§ Given records

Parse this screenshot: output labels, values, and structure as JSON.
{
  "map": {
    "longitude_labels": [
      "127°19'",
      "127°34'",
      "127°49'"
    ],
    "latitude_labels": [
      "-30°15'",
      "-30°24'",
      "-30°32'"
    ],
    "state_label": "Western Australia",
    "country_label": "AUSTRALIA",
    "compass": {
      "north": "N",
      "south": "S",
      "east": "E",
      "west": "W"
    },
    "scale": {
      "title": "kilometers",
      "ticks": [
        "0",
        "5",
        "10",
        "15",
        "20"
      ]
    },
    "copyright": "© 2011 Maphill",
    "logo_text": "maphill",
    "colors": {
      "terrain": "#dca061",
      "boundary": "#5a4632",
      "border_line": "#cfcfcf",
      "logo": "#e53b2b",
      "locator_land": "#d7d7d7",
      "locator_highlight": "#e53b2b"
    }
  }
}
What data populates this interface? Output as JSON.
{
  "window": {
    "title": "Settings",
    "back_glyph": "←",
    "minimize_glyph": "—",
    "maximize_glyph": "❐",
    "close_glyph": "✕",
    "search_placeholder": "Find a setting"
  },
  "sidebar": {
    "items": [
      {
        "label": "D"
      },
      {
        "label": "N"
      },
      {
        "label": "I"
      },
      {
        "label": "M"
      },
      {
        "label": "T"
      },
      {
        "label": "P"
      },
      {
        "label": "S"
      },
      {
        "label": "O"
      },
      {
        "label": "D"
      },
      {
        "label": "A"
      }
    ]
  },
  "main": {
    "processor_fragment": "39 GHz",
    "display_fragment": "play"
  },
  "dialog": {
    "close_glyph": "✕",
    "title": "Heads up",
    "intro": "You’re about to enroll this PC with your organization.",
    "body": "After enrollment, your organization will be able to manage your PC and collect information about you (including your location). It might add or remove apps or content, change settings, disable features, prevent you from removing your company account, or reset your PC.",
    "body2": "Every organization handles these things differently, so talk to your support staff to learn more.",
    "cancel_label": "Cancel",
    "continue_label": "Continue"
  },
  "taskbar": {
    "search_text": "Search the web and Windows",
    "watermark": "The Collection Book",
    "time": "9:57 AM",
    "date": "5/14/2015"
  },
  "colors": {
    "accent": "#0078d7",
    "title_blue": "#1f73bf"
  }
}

§ Objective
Show the lines of the material that contain the word "this".

§ Reply to the task
Parse this screenshot: output labels, values, and structure as JSON.
What data populates this interface? Output as JSON.
    "intro": "You’re about to enroll this PC with your organization.",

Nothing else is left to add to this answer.